## INSTRUCTIONS TO FOLLOW
Scan the entries below. List each line with "xlabel".

## RECORDS FOR PROCESSING
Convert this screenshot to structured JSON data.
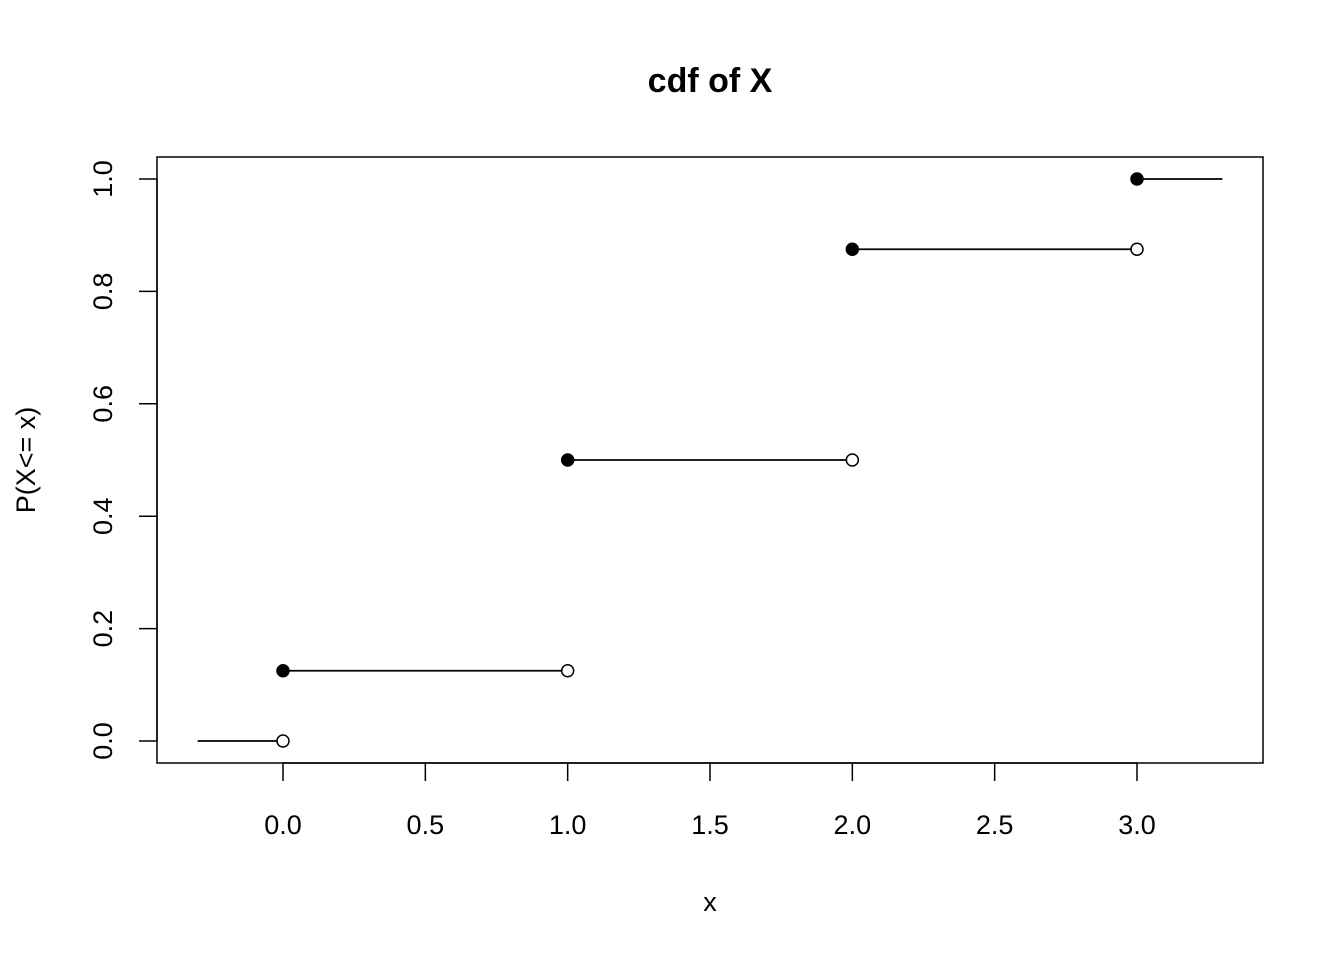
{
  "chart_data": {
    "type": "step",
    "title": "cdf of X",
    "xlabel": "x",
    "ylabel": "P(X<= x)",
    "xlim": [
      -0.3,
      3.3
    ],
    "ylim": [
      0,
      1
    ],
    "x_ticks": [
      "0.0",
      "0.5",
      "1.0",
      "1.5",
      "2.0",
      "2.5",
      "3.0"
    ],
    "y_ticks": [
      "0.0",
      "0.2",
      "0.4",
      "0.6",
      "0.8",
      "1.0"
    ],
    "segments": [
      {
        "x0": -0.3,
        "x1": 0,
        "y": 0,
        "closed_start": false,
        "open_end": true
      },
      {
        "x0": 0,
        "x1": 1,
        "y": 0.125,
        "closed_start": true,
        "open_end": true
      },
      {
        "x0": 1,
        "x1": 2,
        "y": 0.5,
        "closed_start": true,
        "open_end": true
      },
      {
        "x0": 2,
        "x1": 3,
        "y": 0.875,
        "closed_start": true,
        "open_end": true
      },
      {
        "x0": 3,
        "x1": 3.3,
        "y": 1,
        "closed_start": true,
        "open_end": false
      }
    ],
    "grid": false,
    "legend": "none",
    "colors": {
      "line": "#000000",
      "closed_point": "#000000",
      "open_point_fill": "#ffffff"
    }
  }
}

* * *

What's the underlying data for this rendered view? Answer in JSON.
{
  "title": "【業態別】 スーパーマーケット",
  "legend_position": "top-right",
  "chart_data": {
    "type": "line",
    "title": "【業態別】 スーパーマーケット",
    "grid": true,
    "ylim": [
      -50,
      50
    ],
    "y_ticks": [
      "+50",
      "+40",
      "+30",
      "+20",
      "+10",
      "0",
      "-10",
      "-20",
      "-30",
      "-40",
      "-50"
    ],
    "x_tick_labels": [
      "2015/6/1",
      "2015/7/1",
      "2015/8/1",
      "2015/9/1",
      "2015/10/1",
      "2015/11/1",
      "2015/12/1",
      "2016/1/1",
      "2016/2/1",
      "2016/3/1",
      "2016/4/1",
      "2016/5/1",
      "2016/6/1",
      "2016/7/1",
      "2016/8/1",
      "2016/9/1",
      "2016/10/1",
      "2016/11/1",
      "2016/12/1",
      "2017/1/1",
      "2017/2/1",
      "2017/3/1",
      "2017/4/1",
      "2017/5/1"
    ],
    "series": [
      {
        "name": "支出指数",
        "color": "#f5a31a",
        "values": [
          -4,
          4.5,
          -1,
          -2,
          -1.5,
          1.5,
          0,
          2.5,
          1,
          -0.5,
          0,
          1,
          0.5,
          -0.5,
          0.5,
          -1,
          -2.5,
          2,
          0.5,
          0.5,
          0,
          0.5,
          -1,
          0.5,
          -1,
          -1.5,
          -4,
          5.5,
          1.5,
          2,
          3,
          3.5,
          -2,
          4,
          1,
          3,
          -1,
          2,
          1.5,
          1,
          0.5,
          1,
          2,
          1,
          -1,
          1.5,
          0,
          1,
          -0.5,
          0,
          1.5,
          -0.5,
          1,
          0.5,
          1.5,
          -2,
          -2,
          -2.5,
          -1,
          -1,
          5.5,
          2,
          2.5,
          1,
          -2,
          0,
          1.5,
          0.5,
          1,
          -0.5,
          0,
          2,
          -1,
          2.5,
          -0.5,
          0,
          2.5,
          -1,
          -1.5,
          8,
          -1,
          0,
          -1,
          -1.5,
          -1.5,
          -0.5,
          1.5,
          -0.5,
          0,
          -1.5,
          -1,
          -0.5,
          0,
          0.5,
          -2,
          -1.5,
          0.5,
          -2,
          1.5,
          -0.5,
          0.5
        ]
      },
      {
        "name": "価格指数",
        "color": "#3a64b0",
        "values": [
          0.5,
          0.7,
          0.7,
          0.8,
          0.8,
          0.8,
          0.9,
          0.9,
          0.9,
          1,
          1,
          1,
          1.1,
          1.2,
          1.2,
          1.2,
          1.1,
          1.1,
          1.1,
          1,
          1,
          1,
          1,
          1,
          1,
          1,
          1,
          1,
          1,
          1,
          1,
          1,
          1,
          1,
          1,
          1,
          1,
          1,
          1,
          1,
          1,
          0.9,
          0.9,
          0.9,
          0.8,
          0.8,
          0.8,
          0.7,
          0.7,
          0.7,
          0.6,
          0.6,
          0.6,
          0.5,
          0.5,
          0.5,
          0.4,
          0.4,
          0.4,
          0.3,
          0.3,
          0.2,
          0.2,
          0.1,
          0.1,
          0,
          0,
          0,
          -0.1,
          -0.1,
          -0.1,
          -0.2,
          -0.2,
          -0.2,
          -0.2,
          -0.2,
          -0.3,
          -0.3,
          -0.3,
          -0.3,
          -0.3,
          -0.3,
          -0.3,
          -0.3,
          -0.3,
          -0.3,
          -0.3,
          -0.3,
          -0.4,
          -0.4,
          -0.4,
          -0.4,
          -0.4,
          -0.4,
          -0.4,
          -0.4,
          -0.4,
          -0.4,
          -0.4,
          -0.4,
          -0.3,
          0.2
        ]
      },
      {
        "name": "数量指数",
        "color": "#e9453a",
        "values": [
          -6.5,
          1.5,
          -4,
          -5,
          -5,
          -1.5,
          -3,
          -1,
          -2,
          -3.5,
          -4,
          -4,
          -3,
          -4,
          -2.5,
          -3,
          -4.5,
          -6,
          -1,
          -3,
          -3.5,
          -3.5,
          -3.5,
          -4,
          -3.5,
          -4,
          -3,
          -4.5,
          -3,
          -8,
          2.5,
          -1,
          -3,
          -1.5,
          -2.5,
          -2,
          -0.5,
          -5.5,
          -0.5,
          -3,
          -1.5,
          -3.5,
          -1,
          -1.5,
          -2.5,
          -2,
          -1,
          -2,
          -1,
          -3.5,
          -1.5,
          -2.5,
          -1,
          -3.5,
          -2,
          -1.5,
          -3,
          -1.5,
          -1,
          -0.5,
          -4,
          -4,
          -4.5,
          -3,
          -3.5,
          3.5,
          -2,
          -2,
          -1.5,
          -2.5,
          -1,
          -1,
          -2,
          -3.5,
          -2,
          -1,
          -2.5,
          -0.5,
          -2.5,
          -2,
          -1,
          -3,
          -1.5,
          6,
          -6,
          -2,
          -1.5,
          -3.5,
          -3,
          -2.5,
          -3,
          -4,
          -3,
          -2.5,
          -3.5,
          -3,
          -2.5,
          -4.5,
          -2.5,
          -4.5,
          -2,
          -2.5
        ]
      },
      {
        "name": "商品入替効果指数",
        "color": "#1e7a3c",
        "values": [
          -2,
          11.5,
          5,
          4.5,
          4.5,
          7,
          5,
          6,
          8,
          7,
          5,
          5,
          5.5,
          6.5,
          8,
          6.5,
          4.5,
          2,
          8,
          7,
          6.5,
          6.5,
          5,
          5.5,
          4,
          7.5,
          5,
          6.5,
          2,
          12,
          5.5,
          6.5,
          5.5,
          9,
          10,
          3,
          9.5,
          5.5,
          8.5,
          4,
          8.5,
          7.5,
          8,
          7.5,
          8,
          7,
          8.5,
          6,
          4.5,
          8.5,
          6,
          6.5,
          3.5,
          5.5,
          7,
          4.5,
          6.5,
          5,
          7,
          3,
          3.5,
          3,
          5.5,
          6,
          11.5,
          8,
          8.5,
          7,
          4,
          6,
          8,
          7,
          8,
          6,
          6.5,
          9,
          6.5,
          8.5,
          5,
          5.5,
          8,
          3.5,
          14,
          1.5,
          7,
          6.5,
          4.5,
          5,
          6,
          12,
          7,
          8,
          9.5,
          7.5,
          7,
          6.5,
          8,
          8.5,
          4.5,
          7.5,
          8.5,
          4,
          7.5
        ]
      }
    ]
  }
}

--

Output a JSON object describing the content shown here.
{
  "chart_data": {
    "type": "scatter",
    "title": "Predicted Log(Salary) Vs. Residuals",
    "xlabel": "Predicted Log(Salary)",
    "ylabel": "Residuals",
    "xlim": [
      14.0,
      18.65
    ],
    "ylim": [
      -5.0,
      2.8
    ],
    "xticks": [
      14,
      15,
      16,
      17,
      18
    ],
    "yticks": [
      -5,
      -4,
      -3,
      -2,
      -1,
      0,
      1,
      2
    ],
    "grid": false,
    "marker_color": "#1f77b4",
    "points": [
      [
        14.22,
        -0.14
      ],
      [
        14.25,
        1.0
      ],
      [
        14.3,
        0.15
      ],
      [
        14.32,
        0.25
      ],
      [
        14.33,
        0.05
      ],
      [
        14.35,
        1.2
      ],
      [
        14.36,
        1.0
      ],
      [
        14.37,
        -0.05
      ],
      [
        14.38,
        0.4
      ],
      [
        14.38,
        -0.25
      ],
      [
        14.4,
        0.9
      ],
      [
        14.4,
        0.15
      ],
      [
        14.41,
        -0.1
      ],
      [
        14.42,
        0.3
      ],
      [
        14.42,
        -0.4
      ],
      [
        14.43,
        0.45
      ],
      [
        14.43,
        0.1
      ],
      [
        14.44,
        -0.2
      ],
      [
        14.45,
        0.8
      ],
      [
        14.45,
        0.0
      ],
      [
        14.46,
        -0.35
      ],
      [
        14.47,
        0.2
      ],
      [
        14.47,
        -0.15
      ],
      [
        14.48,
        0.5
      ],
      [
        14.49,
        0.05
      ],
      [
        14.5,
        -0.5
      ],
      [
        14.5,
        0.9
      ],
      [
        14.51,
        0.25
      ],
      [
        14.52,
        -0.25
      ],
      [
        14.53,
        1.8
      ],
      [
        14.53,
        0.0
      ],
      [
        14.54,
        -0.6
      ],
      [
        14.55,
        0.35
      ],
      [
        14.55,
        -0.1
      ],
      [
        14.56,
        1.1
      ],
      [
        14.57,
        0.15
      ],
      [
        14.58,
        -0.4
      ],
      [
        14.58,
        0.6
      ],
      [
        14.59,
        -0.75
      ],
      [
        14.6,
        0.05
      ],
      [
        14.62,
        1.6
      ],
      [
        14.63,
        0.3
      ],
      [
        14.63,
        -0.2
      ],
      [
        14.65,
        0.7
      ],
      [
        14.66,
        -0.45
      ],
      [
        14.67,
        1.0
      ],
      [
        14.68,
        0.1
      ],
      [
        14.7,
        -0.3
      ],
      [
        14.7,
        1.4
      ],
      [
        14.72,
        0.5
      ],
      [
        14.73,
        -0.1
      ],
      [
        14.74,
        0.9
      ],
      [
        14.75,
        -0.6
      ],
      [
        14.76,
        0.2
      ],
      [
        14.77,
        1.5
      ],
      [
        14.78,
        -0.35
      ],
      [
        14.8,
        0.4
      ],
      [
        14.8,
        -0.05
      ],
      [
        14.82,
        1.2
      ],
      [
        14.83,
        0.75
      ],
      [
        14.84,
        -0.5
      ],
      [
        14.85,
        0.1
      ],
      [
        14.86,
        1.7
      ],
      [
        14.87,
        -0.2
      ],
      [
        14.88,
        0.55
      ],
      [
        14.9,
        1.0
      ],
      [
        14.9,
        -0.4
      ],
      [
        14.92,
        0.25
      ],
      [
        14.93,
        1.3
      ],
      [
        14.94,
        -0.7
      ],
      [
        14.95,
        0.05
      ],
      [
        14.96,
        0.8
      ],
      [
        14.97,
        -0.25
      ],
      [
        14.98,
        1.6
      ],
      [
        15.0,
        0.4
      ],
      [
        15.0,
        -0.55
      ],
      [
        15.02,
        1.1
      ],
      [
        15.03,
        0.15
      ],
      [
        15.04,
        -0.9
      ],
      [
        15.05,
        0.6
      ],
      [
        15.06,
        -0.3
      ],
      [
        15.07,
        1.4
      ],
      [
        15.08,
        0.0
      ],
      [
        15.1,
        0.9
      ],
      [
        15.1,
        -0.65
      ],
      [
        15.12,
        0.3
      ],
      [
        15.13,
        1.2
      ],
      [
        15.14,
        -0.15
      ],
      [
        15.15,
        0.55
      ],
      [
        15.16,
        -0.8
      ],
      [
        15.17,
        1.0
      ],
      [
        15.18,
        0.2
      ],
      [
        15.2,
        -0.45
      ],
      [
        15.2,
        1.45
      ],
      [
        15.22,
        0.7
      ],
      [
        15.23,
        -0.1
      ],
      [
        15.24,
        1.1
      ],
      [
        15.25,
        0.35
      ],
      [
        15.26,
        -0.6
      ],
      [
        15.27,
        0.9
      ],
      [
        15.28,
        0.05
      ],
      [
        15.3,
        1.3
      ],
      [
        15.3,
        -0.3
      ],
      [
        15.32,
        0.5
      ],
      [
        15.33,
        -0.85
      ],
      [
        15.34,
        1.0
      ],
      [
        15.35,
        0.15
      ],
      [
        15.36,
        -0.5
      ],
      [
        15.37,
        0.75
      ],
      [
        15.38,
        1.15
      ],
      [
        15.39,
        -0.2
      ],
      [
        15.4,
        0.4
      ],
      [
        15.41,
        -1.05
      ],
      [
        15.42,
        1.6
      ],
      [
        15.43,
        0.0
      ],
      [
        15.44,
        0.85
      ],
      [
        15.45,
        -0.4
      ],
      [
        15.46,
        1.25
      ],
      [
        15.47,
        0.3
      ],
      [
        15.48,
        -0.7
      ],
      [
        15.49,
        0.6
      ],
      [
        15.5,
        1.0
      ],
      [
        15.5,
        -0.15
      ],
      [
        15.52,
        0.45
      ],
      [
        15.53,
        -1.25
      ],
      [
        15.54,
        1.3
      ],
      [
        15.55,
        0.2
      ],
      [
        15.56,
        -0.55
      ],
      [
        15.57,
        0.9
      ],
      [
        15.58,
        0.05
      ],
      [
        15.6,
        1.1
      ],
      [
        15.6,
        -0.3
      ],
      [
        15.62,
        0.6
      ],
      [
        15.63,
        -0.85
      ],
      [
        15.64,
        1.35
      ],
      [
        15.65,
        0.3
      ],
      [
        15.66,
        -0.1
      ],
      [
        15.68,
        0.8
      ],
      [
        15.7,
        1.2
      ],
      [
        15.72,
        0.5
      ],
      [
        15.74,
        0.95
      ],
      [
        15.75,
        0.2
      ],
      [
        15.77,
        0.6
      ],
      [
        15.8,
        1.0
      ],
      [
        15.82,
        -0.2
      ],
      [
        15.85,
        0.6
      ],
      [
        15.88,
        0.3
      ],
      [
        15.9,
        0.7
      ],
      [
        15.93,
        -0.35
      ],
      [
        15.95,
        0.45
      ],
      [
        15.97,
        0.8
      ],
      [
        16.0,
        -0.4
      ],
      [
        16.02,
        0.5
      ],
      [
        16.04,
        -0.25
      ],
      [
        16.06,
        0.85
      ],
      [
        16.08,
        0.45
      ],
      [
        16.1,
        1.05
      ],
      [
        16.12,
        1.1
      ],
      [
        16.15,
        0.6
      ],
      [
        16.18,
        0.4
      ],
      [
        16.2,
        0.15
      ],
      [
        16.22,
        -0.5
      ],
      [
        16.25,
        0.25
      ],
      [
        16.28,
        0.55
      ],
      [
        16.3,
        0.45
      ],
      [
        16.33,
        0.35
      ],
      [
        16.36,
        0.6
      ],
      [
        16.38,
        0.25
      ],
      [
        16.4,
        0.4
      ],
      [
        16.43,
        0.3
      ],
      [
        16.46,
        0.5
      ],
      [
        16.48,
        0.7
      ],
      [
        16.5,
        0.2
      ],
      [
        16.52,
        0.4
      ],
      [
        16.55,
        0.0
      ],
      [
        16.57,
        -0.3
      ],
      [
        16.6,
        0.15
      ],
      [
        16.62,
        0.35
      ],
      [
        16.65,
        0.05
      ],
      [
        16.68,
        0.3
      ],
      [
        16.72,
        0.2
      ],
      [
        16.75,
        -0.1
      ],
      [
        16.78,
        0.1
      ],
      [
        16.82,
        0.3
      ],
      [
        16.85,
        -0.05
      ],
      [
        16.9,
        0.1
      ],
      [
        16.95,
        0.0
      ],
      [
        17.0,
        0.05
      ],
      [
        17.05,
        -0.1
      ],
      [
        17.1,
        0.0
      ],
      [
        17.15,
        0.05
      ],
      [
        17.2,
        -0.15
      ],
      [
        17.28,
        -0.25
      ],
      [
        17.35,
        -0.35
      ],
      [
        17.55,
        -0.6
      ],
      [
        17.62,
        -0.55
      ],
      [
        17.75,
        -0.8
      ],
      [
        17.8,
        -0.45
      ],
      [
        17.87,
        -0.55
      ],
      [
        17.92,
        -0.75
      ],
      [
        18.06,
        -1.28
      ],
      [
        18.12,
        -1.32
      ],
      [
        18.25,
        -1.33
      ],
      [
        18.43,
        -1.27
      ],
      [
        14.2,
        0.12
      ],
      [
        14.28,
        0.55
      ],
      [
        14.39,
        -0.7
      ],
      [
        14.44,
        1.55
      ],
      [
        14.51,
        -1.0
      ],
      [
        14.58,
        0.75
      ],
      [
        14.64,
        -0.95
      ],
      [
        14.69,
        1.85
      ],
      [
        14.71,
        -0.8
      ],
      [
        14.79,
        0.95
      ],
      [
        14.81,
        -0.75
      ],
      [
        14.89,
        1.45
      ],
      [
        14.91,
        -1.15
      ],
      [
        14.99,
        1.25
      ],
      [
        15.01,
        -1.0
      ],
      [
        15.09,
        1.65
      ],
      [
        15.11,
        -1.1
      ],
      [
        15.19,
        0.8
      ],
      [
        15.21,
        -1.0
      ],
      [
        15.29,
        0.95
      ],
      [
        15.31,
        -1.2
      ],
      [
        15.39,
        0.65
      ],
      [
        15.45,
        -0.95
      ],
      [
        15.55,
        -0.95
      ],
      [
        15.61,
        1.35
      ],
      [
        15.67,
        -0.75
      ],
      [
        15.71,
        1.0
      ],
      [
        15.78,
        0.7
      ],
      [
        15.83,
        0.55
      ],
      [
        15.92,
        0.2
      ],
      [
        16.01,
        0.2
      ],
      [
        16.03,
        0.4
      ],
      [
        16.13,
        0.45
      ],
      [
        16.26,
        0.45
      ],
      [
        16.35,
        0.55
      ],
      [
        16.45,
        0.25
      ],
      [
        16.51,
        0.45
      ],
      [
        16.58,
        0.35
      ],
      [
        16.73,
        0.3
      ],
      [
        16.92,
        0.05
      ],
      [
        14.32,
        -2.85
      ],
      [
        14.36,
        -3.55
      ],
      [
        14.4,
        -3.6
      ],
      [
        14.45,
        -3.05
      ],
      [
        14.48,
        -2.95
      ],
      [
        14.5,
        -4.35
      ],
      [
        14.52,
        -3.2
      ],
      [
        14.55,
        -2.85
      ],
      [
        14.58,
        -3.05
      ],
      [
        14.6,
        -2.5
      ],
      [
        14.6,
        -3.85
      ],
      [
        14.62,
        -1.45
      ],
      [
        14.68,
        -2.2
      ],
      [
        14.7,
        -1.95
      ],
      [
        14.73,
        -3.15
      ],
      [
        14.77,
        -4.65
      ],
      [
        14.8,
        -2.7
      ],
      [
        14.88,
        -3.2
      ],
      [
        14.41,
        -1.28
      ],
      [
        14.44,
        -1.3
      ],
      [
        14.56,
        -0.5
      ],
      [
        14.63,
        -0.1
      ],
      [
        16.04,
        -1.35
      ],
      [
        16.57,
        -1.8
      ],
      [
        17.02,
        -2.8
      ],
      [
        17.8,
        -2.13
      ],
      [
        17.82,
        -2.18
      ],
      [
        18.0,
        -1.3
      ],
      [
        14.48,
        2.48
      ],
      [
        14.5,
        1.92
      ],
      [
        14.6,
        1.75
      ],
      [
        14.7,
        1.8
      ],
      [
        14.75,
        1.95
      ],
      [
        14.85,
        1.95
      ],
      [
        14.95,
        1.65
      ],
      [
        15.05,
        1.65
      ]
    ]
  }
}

## TASK ANSWER
    "xlabel": "x",
    "xlabel": "Predicted Log(Salary)",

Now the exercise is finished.